• Exercise objective
Output the lines that follow exactly as they are.
— BEGIN Data to use —
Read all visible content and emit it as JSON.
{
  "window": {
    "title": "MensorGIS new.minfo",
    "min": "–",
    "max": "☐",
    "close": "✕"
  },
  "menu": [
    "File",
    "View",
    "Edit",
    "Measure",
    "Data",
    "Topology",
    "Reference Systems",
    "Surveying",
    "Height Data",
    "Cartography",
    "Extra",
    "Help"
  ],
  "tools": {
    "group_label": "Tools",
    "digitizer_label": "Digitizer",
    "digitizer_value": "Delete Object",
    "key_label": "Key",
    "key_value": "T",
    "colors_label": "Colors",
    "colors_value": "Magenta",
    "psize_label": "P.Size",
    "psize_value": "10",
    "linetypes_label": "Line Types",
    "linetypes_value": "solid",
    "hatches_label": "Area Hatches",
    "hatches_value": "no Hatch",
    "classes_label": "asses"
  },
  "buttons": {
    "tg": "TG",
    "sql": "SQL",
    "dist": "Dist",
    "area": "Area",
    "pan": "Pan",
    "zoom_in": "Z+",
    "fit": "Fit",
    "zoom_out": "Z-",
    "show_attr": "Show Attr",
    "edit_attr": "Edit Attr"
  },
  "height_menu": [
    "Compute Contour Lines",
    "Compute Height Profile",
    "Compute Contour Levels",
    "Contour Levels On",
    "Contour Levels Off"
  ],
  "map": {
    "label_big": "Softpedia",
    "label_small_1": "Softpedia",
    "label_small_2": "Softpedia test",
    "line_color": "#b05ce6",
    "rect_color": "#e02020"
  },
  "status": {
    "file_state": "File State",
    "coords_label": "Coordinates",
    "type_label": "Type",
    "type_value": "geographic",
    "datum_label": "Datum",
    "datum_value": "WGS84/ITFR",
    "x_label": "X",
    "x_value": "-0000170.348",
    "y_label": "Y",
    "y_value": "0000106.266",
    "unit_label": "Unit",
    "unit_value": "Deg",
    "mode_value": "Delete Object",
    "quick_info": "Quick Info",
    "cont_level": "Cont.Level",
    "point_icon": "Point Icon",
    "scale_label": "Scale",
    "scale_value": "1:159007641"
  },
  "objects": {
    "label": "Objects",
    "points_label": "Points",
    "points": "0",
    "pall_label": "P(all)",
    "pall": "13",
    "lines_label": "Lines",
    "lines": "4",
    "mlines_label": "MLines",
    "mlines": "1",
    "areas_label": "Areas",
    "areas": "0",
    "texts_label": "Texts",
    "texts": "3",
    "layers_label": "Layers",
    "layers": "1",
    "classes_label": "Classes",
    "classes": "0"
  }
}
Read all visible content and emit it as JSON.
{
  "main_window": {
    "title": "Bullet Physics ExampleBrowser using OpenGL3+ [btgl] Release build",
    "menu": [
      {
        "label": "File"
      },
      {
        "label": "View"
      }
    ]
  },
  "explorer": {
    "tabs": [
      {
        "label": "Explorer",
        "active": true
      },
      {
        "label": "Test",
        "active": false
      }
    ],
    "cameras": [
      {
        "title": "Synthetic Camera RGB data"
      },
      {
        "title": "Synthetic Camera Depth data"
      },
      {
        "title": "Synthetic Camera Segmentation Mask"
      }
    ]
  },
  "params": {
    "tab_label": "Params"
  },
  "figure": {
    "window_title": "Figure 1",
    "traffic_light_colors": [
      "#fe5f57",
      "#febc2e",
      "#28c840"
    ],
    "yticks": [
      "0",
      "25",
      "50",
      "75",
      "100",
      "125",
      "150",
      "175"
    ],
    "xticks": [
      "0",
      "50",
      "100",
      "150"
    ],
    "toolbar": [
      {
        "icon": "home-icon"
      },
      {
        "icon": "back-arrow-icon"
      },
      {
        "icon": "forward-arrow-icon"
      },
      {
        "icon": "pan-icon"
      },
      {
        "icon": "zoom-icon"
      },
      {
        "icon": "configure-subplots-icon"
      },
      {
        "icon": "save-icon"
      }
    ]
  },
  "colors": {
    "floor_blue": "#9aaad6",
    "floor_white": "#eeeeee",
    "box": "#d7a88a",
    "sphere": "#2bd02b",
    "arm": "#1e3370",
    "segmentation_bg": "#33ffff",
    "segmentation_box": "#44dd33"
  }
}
— END Data to use —
• Result of the task
Read all visible content and emit it as JSON.
{
  "window": {
    "title": "MensorGIS new.minfo",
    "min": "–",
    "max": "☐",
    "close": "✕"
  },
  "menu": [
    "File",
    "View",
    "Edit",
    "Measure",
    "Data",
    "Topology",
    "Reference Systems",
    "Surveying",
    "Height Data",
    "Cartography",
    "Extra",
    "Help"
  ],
  "tools": {
    "group_label": "Tools",
    "digitizer_label": "Digitizer",
    "digitizer_value": "Delete Object",
    "key_label": "Key",
    "key_value": "T",
    "colors_label": "Colors",
    "colors_value": "Magenta",
    "psize_label": "P.Size",
    "psize_value": "10",
    "linetypes_label": "Line Types",
    "linetypes_value": "solid",
    "hatches_label": "Area Hatches",
    "hatches_value": "no Hatch",
    "classes_label": "asses"
  },
  "buttons": {
    "tg": "TG",
    "sql": "SQL",
    "dist": "Dist",
    "area": "Area",
    "pan": "Pan",
    "zoom_in": "Z+",
    "fit": "Fit",
    "zoom_out": "Z-",
    "show_attr": "Show Attr",
    "edit_attr": "Edit Attr"
  },
  "height_menu": [
    "Compute Contour Lines",
    "Compute Height Profile",
    "Compute Contour Levels",
    "Contour Levels On",
    "Contour Levels Off"
  ],
  "map": {
    "label_big": "Softpedia",
    "label_small_1": "Softpedia",
    "label_small_2": "Softpedia test",
    "line_color": "#b05ce6",
    "rect_color": "#e02020"
  },
  "status": {
    "file_state": "File State",
    "coords_label": "Coordinates",
    "type_label": "Type",
    "type_value": "geographic",
    "datum_label": "Datum",
    "datum_value": "WGS84/ITFR",
    "x_label": "X",
    "x_value": "-0000170.348",
    "y_label": "Y",
    "y_value": "0000106.266",
    "unit_label": "Unit",
    "unit_value": "Deg",
    "mode_value": "Delete Object",
    "quick_info": "Quick Info",
    "cont_level": "Cont.Level",
    "point_icon": "Point Icon",
    "scale_label": "Scale",
    "scale_value": "1:159007641"
  },
  "objects": {
    "label": "Objects",
    "points_label": "Points",
    "points": "0",
    "pall_label": "P(all)",
    "pall": "13",
    "lines_label": "Lines",
    "lines": "4",
    "mlines_label": "MLines",
    "mlines": "1",
    "areas_label": "Areas",
    "areas": "0",
    "texts_label": "Texts",
    "texts": "3",
    "layers_label": "Layers",
    "layers": "1",
    "classes_label": "Classes",
    "classes": "0"
  }
}
Read all visible content and emit it as JSON.
{
  "main_window": {
    "title": "Bullet Physics ExampleBrowser using OpenGL3+ [btgl] Release build",
    "menu": [
      {
        "label": "File"
      },
      {
        "label": "View"
      }
    ]
  },
  "explorer": {
    "tabs": [
      {
        "label": "Explorer",
        "active": true
      },
      {
        "label": "Test",
        "active": false
      }
    ],
    "cameras": [
      {
        "title": "Synthetic Camera RGB data"
      },
      {
        "title": "Synthetic Camera Depth data"
      },
      {
        "title": "Synthetic Camera Segmentation Mask"
      }
    ]
  },
  "params": {
    "tab_label": "Params"
  },
  "figure": {
    "window_title": "Figure 1",
    "traffic_light_colors": [
      "#fe5f57",
      "#febc2e",
      "#28c840"
    ],
    "yticks": [
      "0",
      "25",
      "50",
      "75",
      "100",
      "125",
      "150",
      "175"
    ],
    "xticks": [
      "0",
      "50",
      "100",
      "150"
    ],
    "toolbar": [
      {
        "icon": "home-icon"
      },
      {
        "icon": "back-arrow-icon"
      },
      {
        "icon": "forward-arrow-icon"
      },
      {
        "icon": "pan-icon"
      },
      {
        "icon": "zoom-icon"
      },
      {
        "icon": "configure-subplots-icon"
      },
      {
        "icon": "save-icon"
      }
    ]
  },
  "colors": {
    "floor_blue": "#9aaad6",
    "floor_white": "#eeeeee",
    "box": "#d7a88a",
    "sphere": "#2bd02b",
    "arm": "#1e3370",
    "segmentation_bg": "#33ffff",
    "segmentation_box": "#44dd33"
  }
}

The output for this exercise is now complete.